* **What is needed**: Print the entries that appear below, exactly as written and without their pictures.

[start of Dataset excerpts]

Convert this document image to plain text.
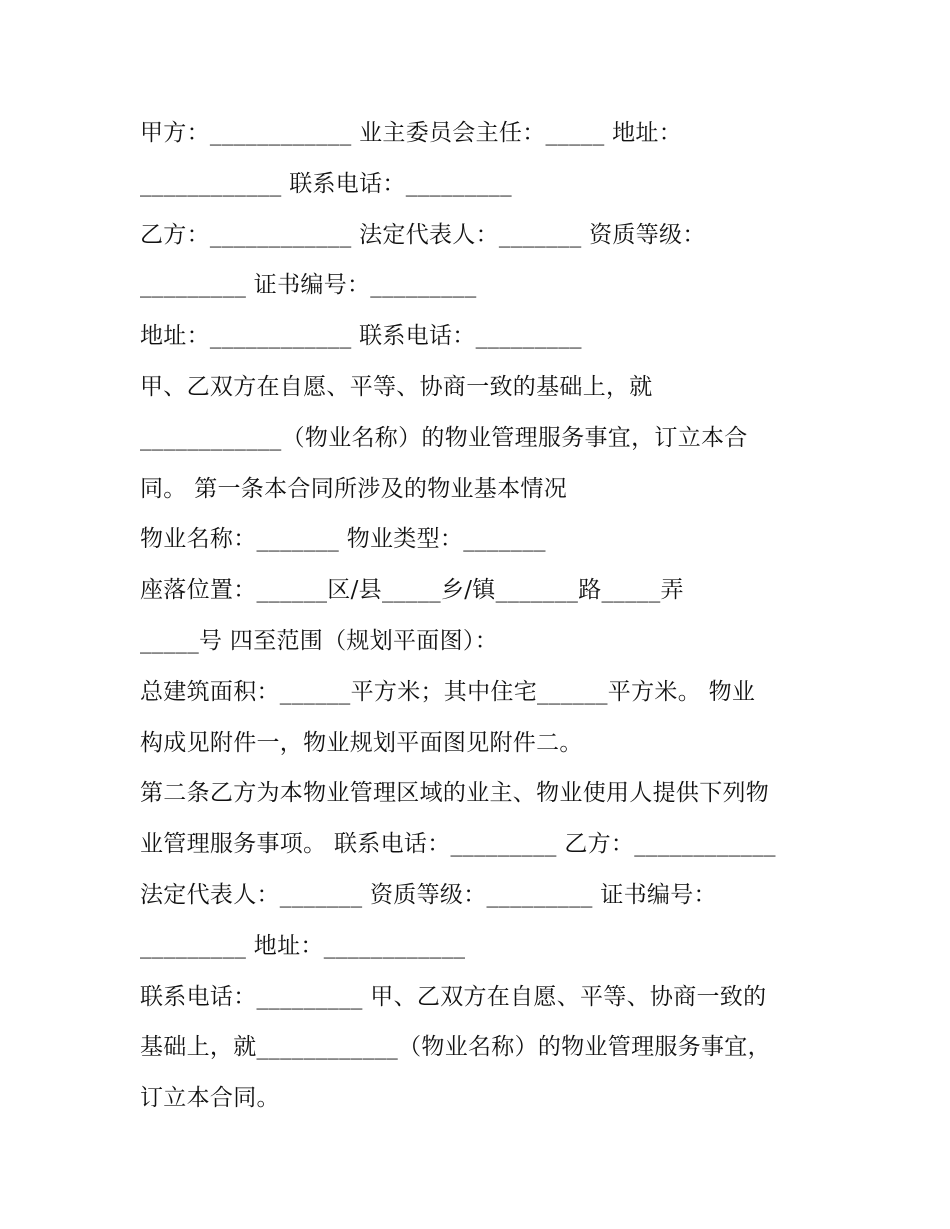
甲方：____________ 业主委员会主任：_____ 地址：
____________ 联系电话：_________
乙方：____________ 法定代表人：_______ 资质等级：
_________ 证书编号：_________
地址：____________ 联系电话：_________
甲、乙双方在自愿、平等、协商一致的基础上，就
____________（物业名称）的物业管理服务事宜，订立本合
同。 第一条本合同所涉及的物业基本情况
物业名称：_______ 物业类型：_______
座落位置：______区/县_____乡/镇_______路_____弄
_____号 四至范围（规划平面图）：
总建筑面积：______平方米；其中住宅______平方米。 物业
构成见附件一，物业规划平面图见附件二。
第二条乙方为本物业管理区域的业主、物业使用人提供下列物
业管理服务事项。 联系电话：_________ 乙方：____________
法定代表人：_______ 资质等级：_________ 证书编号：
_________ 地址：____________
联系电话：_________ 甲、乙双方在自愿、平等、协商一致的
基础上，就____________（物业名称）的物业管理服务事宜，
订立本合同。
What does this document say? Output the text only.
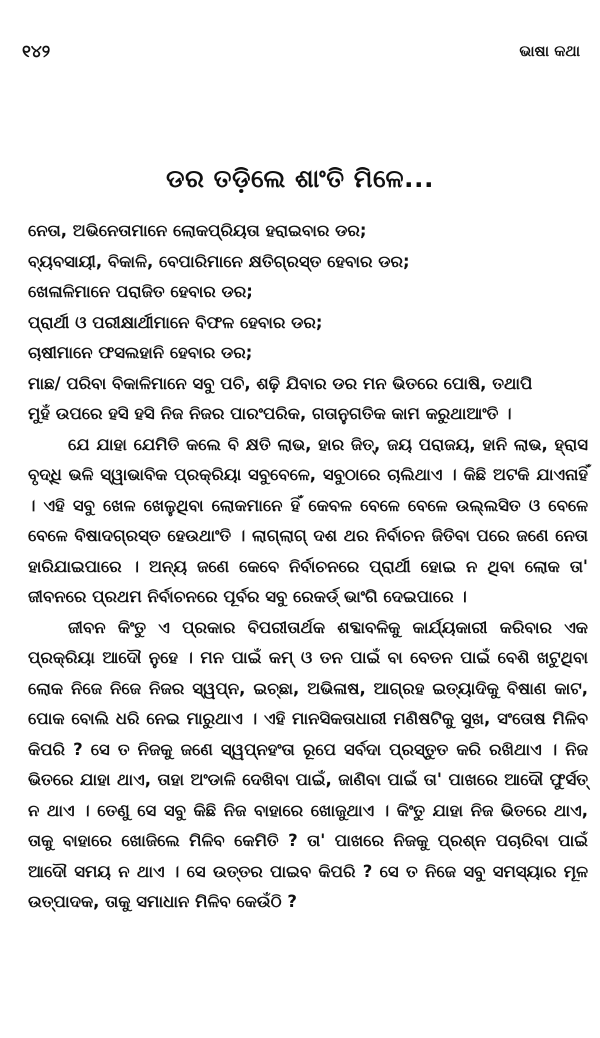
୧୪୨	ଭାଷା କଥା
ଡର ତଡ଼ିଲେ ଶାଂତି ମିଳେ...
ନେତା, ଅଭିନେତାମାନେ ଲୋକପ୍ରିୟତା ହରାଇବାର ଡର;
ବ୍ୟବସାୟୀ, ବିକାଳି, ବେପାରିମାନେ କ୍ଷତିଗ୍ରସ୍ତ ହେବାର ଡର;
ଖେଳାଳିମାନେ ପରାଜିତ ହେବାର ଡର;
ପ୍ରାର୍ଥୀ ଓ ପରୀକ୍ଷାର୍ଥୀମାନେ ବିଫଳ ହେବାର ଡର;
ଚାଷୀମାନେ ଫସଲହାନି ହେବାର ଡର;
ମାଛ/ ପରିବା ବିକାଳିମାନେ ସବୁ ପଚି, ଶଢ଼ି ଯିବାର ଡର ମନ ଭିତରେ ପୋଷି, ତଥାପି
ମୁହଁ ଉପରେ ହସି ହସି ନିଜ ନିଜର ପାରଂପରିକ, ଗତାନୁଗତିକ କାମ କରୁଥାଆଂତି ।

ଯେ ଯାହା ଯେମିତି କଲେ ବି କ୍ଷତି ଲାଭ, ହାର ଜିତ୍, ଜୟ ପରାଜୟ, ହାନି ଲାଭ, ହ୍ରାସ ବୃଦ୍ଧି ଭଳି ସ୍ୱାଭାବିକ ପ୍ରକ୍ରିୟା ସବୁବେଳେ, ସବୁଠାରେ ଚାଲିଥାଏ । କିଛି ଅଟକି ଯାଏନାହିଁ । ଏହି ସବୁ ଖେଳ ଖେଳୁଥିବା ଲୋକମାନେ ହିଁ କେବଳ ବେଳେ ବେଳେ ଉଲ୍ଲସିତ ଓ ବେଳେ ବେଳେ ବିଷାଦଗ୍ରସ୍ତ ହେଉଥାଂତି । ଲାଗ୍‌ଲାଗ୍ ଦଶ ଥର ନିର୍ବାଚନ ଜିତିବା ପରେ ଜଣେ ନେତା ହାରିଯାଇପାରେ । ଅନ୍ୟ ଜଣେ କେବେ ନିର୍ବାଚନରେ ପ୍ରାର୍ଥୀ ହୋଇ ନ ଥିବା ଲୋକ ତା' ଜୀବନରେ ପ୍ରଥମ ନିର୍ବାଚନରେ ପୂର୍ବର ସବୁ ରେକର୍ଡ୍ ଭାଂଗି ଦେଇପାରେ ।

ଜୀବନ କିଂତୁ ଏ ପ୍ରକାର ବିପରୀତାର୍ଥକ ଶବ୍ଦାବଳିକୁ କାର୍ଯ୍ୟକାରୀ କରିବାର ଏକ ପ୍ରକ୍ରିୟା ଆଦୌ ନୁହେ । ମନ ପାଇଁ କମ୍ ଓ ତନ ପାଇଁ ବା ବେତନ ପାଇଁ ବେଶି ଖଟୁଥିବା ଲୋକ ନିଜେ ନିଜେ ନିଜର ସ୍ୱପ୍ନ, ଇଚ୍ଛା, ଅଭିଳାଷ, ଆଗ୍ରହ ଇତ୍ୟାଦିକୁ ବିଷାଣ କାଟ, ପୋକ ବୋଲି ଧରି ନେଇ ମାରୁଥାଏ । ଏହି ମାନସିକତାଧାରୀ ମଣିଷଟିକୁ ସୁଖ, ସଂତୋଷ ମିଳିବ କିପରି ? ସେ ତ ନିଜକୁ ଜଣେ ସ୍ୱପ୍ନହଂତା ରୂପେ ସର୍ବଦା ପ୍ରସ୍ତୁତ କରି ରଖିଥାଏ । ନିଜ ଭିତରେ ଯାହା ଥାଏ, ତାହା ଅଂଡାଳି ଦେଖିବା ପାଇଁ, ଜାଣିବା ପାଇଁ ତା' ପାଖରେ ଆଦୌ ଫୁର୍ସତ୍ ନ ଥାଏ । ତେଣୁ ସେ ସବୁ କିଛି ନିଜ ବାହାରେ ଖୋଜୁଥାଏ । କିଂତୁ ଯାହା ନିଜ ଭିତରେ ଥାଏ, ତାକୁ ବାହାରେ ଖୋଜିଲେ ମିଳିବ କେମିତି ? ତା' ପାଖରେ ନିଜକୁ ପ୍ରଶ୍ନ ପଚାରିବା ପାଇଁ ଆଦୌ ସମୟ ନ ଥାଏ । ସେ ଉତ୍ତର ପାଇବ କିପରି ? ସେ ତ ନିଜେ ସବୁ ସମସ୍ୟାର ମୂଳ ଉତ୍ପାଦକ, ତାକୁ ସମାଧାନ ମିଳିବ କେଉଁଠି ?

[end of Dataset excerpts]

* **The completed task**:
Convert this document image to plain text.
甲方：____________ 业主委员会主任：_____ 地址：
____________ 联系电话：_________
乙方：____________ 法定代表人：_______ 资质等级：
_________ 证书编号：_________
地址：____________ 联系电话：_________
甲、乙双方在自愿、平等、协商一致的基础上，就
____________（物业名称）的物业管理服务事宜，订立本合
同。 第一条本合同所涉及的物业基本情况
物业名称：_______ 物业类型：_______
座落位置：______区/县_____乡/镇_______路_____弄
_____号 四至范围（规划平面图）：
总建筑面积：______平方米；其中住宅______平方米。 物业
构成见附件一，物业规划平面图见附件二。
第二条乙方为本物业管理区域的业主、物业使用人提供下列物
业管理服务事项。 联系电话：_________ 乙方：____________
法定代表人：_______ 资质等级：_________ 证书编号：
_________ 地址：____________
联系电话：_________ 甲、乙双方在自愿、平等、协商一致的
基础上，就____________（物业名称）的物业管理服务事宜，
订立本合同。
What does this document say? Output the text only.
୧୪୨	ଭାଷା କଥା
ଡର ତଡ଼ିଲେ ଶାଂତି ମିଳେ...
ନେତା, ଅଭିନେତାମାନେ ଲୋକପ୍ରିୟତା ହରାଇବାର ଡର;
ବ୍ୟବସାୟୀ, ବିକାଳି, ବେପାରିମାନେ କ୍ଷତିଗ୍ରସ୍ତ ହେବାର ଡର;
ଖେଳାଳିମାନେ ପରାଜିତ ହେବାର ଡର;
ପ୍ରାର୍ଥୀ ଓ ପରୀକ୍ଷାର୍ଥୀମାନେ ବିଫଳ ହେବାର ଡର;
ଚାଷୀମାନେ ଫସଲହାନି ହେବାର ଡର;
ମାଛ/ ପରିବା ବିକାଳିମାନେ ସବୁ ପଚି, ଶଢ଼ି ଯିବାର ଡର ମନ ଭିତରେ ପୋଷି, ତଥାପି
ମୁହଁ ଉପରେ ହସି ହସି ନିଜ ନିଜର ପାରଂପରିକ, ଗତାନୁଗତିକ କାମ କରୁଥାଆଂତି ।

ଯେ ଯାହା ଯେମିତି କଲେ ବି କ୍ଷତି ଲାଭ, ହାର ଜିତ୍, ଜୟ ପରାଜୟ, ହାନି ଲାଭ, ହ୍ରାସ ବୃଦ୍ଧି ଭଳି ସ୍ୱାଭାବିକ ପ୍ରକ୍ରିୟା ସବୁବେଳେ, ସବୁଠାରେ ଚାଲିଥାଏ । କିଛି ଅଟକି ଯାଏନାହିଁ । ଏହି ସବୁ ଖେଳ ଖେଳୁଥିବା ଲୋକମାନେ ହିଁ କେବଳ ବେଳେ ବେଳେ ଉଲ୍ଲସିତ ଓ ବେଳେ ବେଳେ ବିଷାଦଗ୍ରସ୍ତ ହେଉଥାଂତି । ଲାଗ୍‌ଲାଗ୍ ଦଶ ଥର ନିର୍ବାଚନ ଜିତିବା ପରେ ଜଣେ ନେତା ହାରିଯାଇପାରେ । ଅନ୍ୟ ଜଣେ କେବେ ନିର୍ବାଚନରେ ପ୍ରାର୍ଥୀ ହୋଇ ନ ଥିବା ଲୋକ ତା' ଜୀବନରେ ପ୍ରଥମ ନିର୍ବାଚନରେ ପୂର୍ବର ସବୁ ରେକର୍ଡ୍ ଭାଂଗି ଦେଇପାରେ ।

ଜୀବନ କିଂତୁ ଏ ପ୍ରକାର ବିପରୀତାର୍ଥକ ଶବ୍ଦାବଳିକୁ କାର୍ଯ୍ୟକାରୀ କରିବାର ଏକ ପ୍ରକ୍ରିୟା ଆଦୌ ନୁହେ । ମନ ପାଇଁ କମ୍ ଓ ତନ ପାଇଁ ବା ବେତନ ପାଇଁ ବେଶି ଖଟୁଥିବା ଲୋକ ନିଜେ ନିଜେ ନିଜର ସ୍ୱପ୍ନ, ଇଚ୍ଛା, ଅଭିଳାଷ, ଆଗ୍ରହ ଇତ୍ୟାଦିକୁ ବିଷାଣ କାଟ, ପୋକ ବୋଲି ଧରି ନେଇ ମାରୁଥାଏ । ଏହି ମାନସିକତାଧାରୀ ମଣିଷଟିକୁ ସୁଖ, ସଂତୋଷ ମିଳିବ କିପରି ? ସେ ତ ନିଜକୁ ଜଣେ ସ୍ୱପ୍ନହଂତା ରୂପେ ସର୍ବଦା ପ୍ରସ୍ତୁତ କରି ରଖିଥାଏ । ନିଜ ଭିତରେ ଯାହା ଥାଏ, ତାହା ଅଂଡାଳି ଦେଖିବା ପାଇଁ, ଜାଣିବା ପାଇଁ ତା' ପାଖରେ ଆଦୌ ଫୁର୍ସତ୍ ନ ଥାଏ । ତେଣୁ ସେ ସବୁ କିଛି ନିଜ ବାହାରେ ଖୋଜୁଥାଏ । କିଂତୁ ଯାହା ନିଜ ଭିତରେ ଥାଏ, ତାକୁ ବାହାରେ ଖୋଜିଲେ ମିଳିବ କେମିତି ? ତା' ପାଖରେ ନିଜକୁ ପ୍ରଶ୍ନ ପଚାରିବା ପାଇଁ ଆଦୌ ସମୟ ନ ଥାଏ । ସେ ଉତ୍ତର ପାଇବ କିପରି ? ସେ ତ ନିଜେ ସବୁ ସମସ୍ୟାର ମୂଳ ଉତ୍ପାଦକ, ତାକୁ ସମାଧାନ ମିଳିବ କେଉଁଠି ?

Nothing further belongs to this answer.